**What is expected:** From the line that includes "Extract all readable text from this page." to the last line of the data, quote each line precisely; both boundary lines belong in the answer.

[Collection entries]

.....

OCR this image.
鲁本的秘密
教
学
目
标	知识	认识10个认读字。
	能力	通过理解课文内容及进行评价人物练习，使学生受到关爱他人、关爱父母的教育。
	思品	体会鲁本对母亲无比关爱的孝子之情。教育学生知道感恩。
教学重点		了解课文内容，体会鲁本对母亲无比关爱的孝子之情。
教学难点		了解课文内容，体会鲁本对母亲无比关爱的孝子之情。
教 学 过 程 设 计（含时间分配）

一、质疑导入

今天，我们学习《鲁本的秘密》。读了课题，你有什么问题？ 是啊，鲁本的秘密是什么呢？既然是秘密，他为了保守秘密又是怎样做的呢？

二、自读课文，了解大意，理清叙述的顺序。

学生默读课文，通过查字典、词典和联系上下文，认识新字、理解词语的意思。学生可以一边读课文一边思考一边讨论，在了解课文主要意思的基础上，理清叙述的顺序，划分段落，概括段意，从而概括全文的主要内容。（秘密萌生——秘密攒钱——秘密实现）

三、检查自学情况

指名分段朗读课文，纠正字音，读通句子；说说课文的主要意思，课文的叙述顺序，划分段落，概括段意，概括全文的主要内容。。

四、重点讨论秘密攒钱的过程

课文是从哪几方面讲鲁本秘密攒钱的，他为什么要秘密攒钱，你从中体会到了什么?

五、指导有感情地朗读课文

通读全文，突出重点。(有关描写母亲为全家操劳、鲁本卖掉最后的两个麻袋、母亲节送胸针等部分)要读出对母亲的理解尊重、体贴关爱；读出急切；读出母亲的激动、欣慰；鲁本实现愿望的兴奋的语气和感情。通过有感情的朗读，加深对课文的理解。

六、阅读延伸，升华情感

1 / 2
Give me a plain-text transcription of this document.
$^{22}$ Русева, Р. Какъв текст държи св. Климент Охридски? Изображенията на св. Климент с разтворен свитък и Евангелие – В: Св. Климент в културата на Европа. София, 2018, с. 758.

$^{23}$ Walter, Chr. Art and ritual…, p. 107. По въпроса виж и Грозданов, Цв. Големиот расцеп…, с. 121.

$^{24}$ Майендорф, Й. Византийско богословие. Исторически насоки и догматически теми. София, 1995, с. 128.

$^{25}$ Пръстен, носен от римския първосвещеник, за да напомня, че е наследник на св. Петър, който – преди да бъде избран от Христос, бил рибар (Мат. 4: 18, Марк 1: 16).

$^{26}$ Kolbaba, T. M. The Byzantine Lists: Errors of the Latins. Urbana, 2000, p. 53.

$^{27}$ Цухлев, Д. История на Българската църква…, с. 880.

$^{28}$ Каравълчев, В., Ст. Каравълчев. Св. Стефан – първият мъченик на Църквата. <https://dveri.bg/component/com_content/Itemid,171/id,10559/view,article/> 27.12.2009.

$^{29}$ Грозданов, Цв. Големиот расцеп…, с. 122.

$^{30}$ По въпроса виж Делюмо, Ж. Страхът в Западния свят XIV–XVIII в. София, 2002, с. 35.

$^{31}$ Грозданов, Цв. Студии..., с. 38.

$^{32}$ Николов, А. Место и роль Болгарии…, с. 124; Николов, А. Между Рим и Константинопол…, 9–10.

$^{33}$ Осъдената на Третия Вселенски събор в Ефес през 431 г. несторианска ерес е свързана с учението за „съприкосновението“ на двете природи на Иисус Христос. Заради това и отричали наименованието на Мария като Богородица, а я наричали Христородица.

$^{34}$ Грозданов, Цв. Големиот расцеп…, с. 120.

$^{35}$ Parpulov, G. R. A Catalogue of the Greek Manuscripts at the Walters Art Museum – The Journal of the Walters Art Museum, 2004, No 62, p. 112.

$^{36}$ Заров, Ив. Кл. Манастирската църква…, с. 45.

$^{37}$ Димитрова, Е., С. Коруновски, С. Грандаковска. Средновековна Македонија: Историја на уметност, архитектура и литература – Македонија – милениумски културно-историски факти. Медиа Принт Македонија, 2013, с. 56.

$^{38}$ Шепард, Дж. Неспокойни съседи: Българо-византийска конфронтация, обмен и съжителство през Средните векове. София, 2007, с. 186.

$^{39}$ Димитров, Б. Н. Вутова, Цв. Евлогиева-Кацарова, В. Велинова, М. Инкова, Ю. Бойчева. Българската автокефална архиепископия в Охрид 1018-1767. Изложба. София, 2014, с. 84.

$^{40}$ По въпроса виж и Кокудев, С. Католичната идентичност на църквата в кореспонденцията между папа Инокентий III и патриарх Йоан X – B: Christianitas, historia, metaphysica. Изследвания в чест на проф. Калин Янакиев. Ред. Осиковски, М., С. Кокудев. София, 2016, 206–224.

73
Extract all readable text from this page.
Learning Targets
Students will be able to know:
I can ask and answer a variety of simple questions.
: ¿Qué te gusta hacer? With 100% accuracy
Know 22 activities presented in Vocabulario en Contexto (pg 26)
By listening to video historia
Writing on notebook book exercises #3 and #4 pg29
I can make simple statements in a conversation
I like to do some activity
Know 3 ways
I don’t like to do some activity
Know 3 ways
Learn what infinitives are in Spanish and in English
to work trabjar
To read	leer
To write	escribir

.....

**Response to the task:**
Extract all readable text from this page.
Learning Targets
Students will be able to know:
I can ask and answer a variety of simple questions.
: ¿Qué te gusta hacer? With 100% accuracy
Know 22 activities presented in Vocabulario en Contexto (pg 26)
By listening to video historia
Writing on notebook book exercises #3 and #4 pg29
I can make simple statements in a conversation
I like to do some activity
Know 3 ways
I don’t like to do some activity
Know 3 ways
Learn what infinitives are in Spanish and in English
to work trabjar
To read	leer
To write	escribir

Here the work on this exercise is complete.